# DESCRIPTION OF THE TASK
Copy every record below exactly as written, but leave out the pictures.

%%

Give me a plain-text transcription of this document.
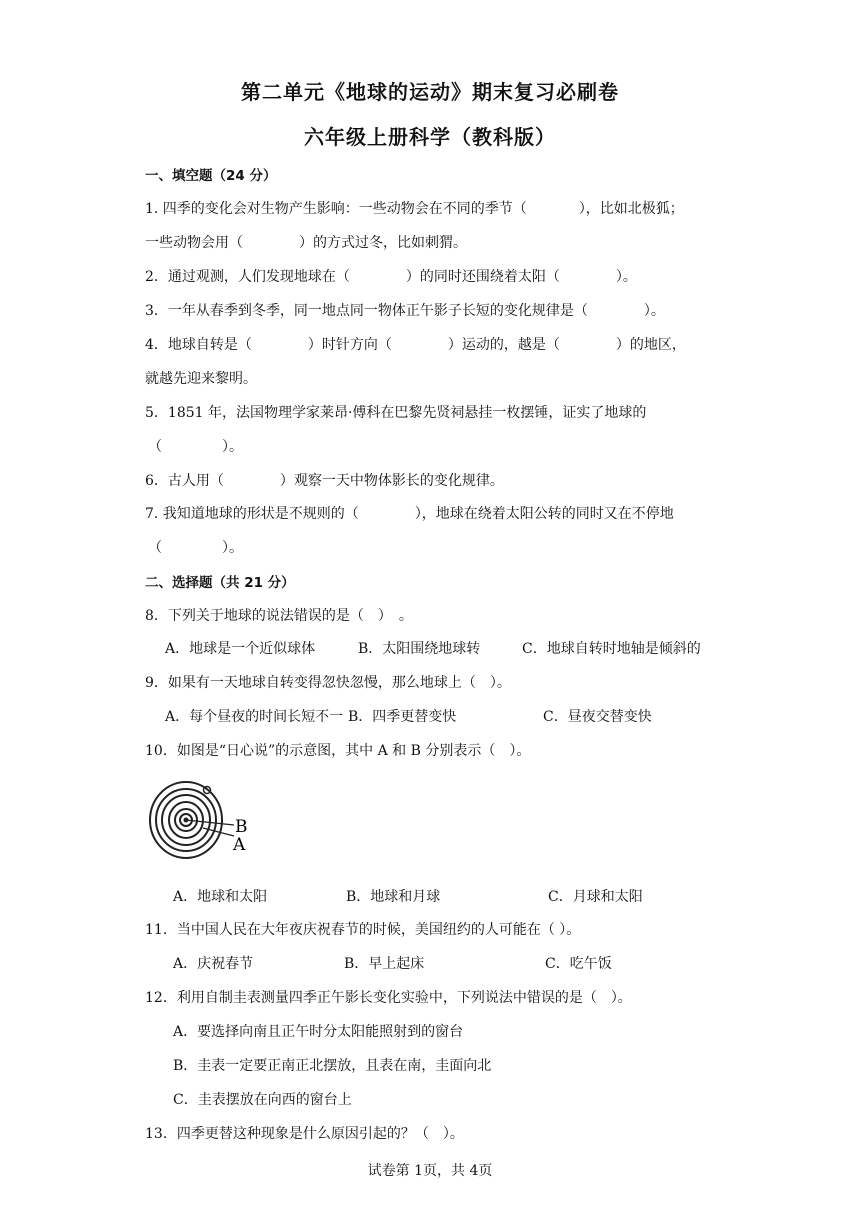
第二单元《地球的运动》期末复习必刷卷
六年级上册科学（教科版）
一、填空题（24 分）
1. 四季的变化会对生物产生影响：一些动物会在不同的季节（	），比如北极狐；
一些动物会用（	）的方式过冬，比如刺猬。
2．通过观测，人们发现地球在（	）的同时还围绕着太阳（	）。
3．一年从春季到冬季，同一地点同一物体正午影子长短的变化规律是（	）。
4．地球自转是（	）时针方向（	）运动的，越是（	）的地区，
就越先迎来黎明。
5．1851 年，法国物理学家莱昂·傅科在巴黎先贤祠悬挂一枚摆锤，证实了地球的
（	）。
6．古人用（	）观察一天中物体影长的变化规律。
7. 我知道地球的形状是不规则的（	），地球在绕着太阳公转的同时又在不停地
（	）。
二、选择题（共 21 分）
8．下列关于地球的说法错误的是（　）　。
A．地球是一个近似球体	B．太阳围绕地球转	C．地球自转时地轴是倾斜的
9．如果有一天地球自转变得忽快忽慢，那么地球上（　）。
A．每个昼夜的时间长短不一 B．四季更替变快	C．昼夜交替变快
10．如图是“日心说”的示意图，其中 A 和 B 分别表示（　）。
B
A
A．地球和太阳	B．地球和月球	C．月球和太阳
11．当中国人民在大年夜庆祝春节的时候，美国纽约的人可能在（ ）。
A．庆祝春节	B．早上起床	C．吃午饭
12．利用自制圭表测量四季正午影长变化实验中，下列说法中错误的是（　）。
A．要选择向南且正午时分太阳能照射到的窗台
B．圭表一定要正南正北摆放，且表在南，圭面向北
C．圭表摆放在向西的窗台上
13．四季更替这种现象是什么原因引起的？（　）。
试卷第 1页，共 4页
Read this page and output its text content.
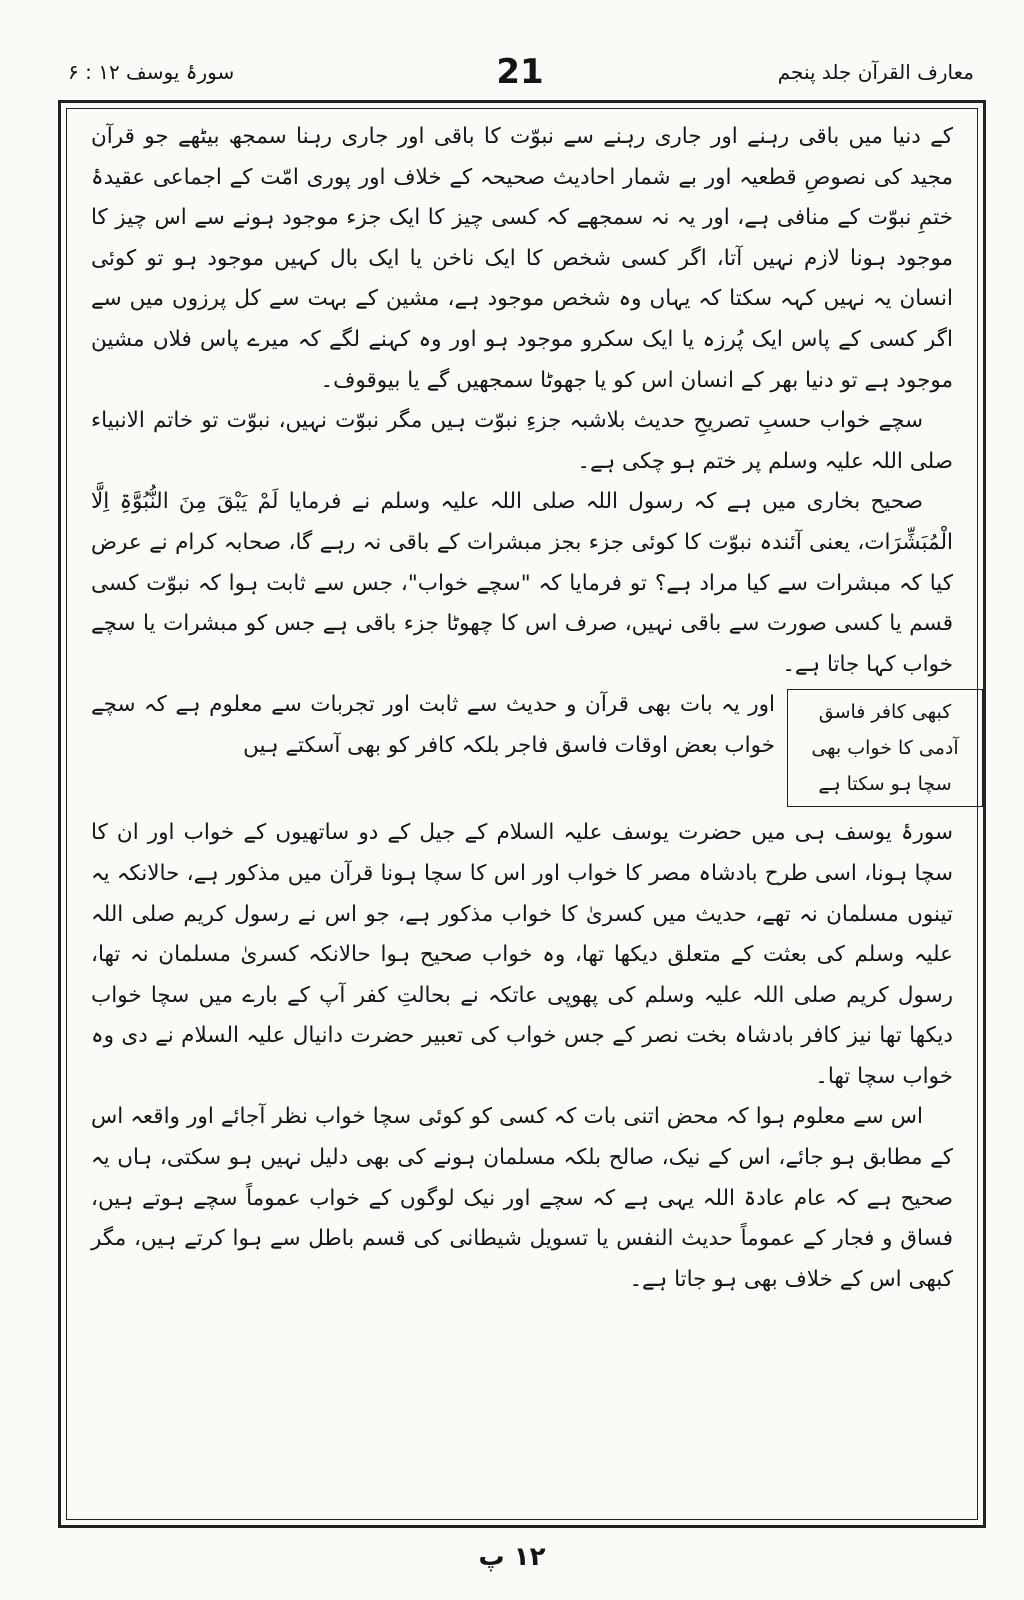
سورۂ یوسف ۱۲ : ۶	21	معارف القرآن جلد پنجم

کے دنیا میں باقی رہنے اور جاری رہنے سے نبوّت کا باقی اور جاری رہنا سمجھ بیٹھے جو قرآن مجید کی نصوصِ قطعیہ اور بے شمار احادیث صحیحہ کے خلاف اور پوری امّت کے اجماعی عقیدۂ ختمِ نبوّت کے منافی ہے، اور یہ نہ سمجھے کہ کسی چیز کا ایک جزء موجود ہونے سے اس چیز کا موجود ہونا لازم نہیں آتا، اگر کسی شخص کا ایک ناخن یا ایک بال کہیں موجود ہو تو کوئی انسان یہ نہیں کہہ سکتا کہ یہاں وہ شخص موجود ہے، مشین کے بہت سے کل پرزوں میں سے اگر کسی کے پاس ایک پُرزہ یا ایک سکرو موجود ہو اور وہ کہنے لگے کہ میرے پاس فلاں مشین موجود ہے تو دنیا بھر کے انسان اس کو یا جھوٹا سمجھیں گے یا بیوقوف۔

سچے خواب حسبِ تصریحِ حدیث بلاشبہ جزءِ نبوّت ہیں مگر نبوّت نہیں، نبوّت تو خاتم الانبیاء صلی اللہ علیہ وسلم پر ختم ہو چکی ہے۔

صحیح بخاری میں ہے کہ رسول اللہ صلی اللہ علیہ وسلم نے فرمایا لَمْ یَبْقَ مِنَ النُّبُوَّۃِ اِلَّا الْمُبَشِّرَات، یعنی آئندہ نبوّت کا کوئی جزء بجز مبشرات کے باقی نہ رہے گا، صحابہ کرام نے عرض کیا کہ مبشرات سے کیا مراد ہے؟ تو فرمایا کہ "سچے خواب"، جس سے ثابت ہوا کہ نبوّت کسی قسم یا کسی صورت سے باقی نہیں، صرف اس کا چھوٹا جزء باقی ہے جس کو مبشرات یا سچے خواب کہا جاتا ہے۔

کبھی کافر فاسق آدمی کا خواب بھی سچا ہو سکتا ہے

اور یہ بات بھی قرآن و حدیث سے ثابت اور تجربات سے معلوم ہے کہ سچے خواب بعض اوقات فاسق فاجر بلکہ کافر کو بھی آسکتے ہیں

سورۂ یوسف ہی میں حضرت یوسف علیہ السلام کے جیل کے دو ساتھیوں کے خواب اور ان کا سچا ہونا، اسی طرح بادشاہ مصر کا خواب اور اس کا سچا ہونا قرآن میں مذکور ہے، حالانکہ یہ تینوں مسلمان نہ تھے، حدیث میں کسریٰ کا خواب مذکور ہے، جو اس نے رسول کریم صلی اللہ علیہ وسلم کی بعثت کے متعلق دیکھا تھا، وہ خواب صحیح ہوا حالانکہ کسریٰ مسلمان نہ تھا، رسول کریم صلی اللہ علیہ وسلم کی پھوپی عاتکہ نے بحالتِ کفر آپ کے بارے میں سچا خواب دیکھا تھا نیز کافر بادشاہ بخت نصر کے جس خواب کی تعبیر حضرت دانیال علیہ السلام نے دی وہ خواب سچا تھا۔

اس سے معلوم ہوا کہ محض اتنی بات کہ کسی کو کوئی سچا خواب نظر آجائے اور واقعہ اس کے مطابق ہو جائے، اس کے نیک، صالح بلکہ مسلمان ہونے کی بھی دلیل نہیں ہو سکتی، ہاں یہ صحیح ہے کہ عام عادۃ اللہ یہی ہے کہ سچے اور نیک لوگوں کے خواب عموماً سچے ہوتے ہیں، فساق و فجار کے عموماً حدیث النفس یا تسویل شیطانی کی قسم باطل سے ہوا کرتے ہیں، مگر کبھی اس کے خلاف بھی ہو جاتا ہے۔

۱۲ پ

%%

# REPLY TO THE EXERCISE
Give me a plain-text transcription of this document.
第二单元《地球的运动》期末复习必刷卷
六年级上册科学（教科版）
一、填空题（24 分）
1. 四季的变化会对生物产生影响：一些动物会在不同的季节（	），比如北极狐；
一些动物会用（	）的方式过冬，比如刺猬。
2．通过观测，人们发现地球在（	）的同时还围绕着太阳（	）。
3．一年从春季到冬季，同一地点同一物体正午影子长短的变化规律是（	）。
4．地球自转是（	）时针方向（	）运动的，越是（	）的地区，
就越先迎来黎明。
5．1851 年，法国物理学家莱昂·傅科在巴黎先贤祠悬挂一枚摆锤，证实了地球的
（	）。
6．古人用（	）观察一天中物体影长的变化规律。
7. 我知道地球的形状是不规则的（	），地球在绕着太阳公转的同时又在不停地
（	）。
二、选择题（共 21 分）
8．下列关于地球的说法错误的是（　）　。
A．地球是一个近似球体	B．太阳围绕地球转	C．地球自转时地轴是倾斜的
9．如果有一天地球自转变得忽快忽慢，那么地球上（　）。
A．每个昼夜的时间长短不一 B．四季更替变快	C．昼夜交替变快
10．如图是“日心说”的示意图，其中 A 和 B 分别表示（　）。
B
A
A．地球和太阳	B．地球和月球	C．月球和太阳
11．当中国人民在大年夜庆祝春节的时候，美国纽约的人可能在（ ）。
A．庆祝春节	B．早上起床	C．吃午饭
12．利用自制圭表测量四季正午影长变化实验中，下列说法中错误的是（　）。
A．要选择向南且正午时分太阳能照射到的窗台
B．圭表一定要正南正北摆放，且表在南，圭面向北
C．圭表摆放在向西的窗台上
13．四季更替这种现象是什么原因引起的？（　）。
试卷第 1页，共 4页
Read this page and output its text content.
سورۂ یوسف ۱۲ : ۶	21	معارف القرآن جلد پنجم

کے دنیا میں باقی رہنے اور جاری رہنے سے نبوّت کا باقی اور جاری رہنا سمجھ بیٹھے جو قرآن مجید کی نصوصِ قطعیہ اور بے شمار احادیث صحیحہ کے خلاف اور پوری امّت کے اجماعی عقیدۂ ختمِ نبوّت کے منافی ہے، اور یہ نہ سمجھے کہ کسی چیز کا ایک جزء موجود ہونے سے اس چیز کا موجود ہونا لازم نہیں آتا، اگر کسی شخص کا ایک ناخن یا ایک بال کہیں موجود ہو تو کوئی انسان یہ نہیں کہہ سکتا کہ یہاں وہ شخص موجود ہے، مشین کے بہت سے کل پرزوں میں سے اگر کسی کے پاس ایک پُرزہ یا ایک سکرو موجود ہو اور وہ کہنے لگے کہ میرے پاس فلاں مشین موجود ہے تو دنیا بھر کے انسان اس کو یا جھوٹا سمجھیں گے یا بیوقوف۔

سچے خواب حسبِ تصریحِ حدیث بلاشبہ جزءِ نبوّت ہیں مگر نبوّت نہیں، نبوّت تو خاتم الانبیاء صلی اللہ علیہ وسلم پر ختم ہو چکی ہے۔

صحیح بخاری میں ہے کہ رسول اللہ صلی اللہ علیہ وسلم نے فرمایا لَمْ یَبْقَ مِنَ النُّبُوَّۃِ اِلَّا الْمُبَشِّرَات، یعنی آئندہ نبوّت کا کوئی جزء بجز مبشرات کے باقی نہ رہے گا، صحابہ کرام نے عرض کیا کہ مبشرات سے کیا مراد ہے؟ تو فرمایا کہ "سچے خواب"، جس سے ثابت ہوا کہ نبوّت کسی قسم یا کسی صورت سے باقی نہیں، صرف اس کا چھوٹا جزء باقی ہے جس کو مبشرات یا سچے خواب کہا جاتا ہے۔

کبھی کافر فاسق آدمی کا خواب بھی سچا ہو سکتا ہے

اور یہ بات بھی قرآن و حدیث سے ثابت اور تجربات سے معلوم ہے کہ سچے خواب بعض اوقات فاسق فاجر بلکہ کافر کو بھی آسکتے ہیں

سورۂ یوسف ہی میں حضرت یوسف علیہ السلام کے جیل کے دو ساتھیوں کے خواب اور ان کا سچا ہونا، اسی طرح بادشاہ مصر کا خواب اور اس کا سچا ہونا قرآن میں مذکور ہے، حالانکہ یہ تینوں مسلمان نہ تھے، حدیث میں کسریٰ کا خواب مذکور ہے، جو اس نے رسول کریم صلی اللہ علیہ وسلم کی بعثت کے متعلق دیکھا تھا، وہ خواب صحیح ہوا حالانکہ کسریٰ مسلمان نہ تھا، رسول کریم صلی اللہ علیہ وسلم کی پھوپی عاتکہ نے بحالتِ کفر آپ کے بارے میں سچا خواب دیکھا تھا نیز کافر بادشاہ بخت نصر کے جس خواب کی تعبیر حضرت دانیال علیہ السلام نے دی وہ خواب سچا تھا۔

اس سے معلوم ہوا کہ محض اتنی بات کہ کسی کو کوئی سچا خواب نظر آجائے اور واقعہ اس کے مطابق ہو جائے، اس کے نیک، صالح بلکہ مسلمان ہونے کی بھی دلیل نہیں ہو سکتی، ہاں یہ صحیح ہے کہ عام عادۃ اللہ یہی ہے کہ سچے اور نیک لوگوں کے خواب عموماً سچے ہوتے ہیں، فساق و فجار کے عموماً حدیث النفس یا تسویل شیطانی کی قسم باطل سے ہوا کرتے ہیں، مگر کبھی اس کے خلاف بھی ہو جاتا ہے۔

۱۲ پ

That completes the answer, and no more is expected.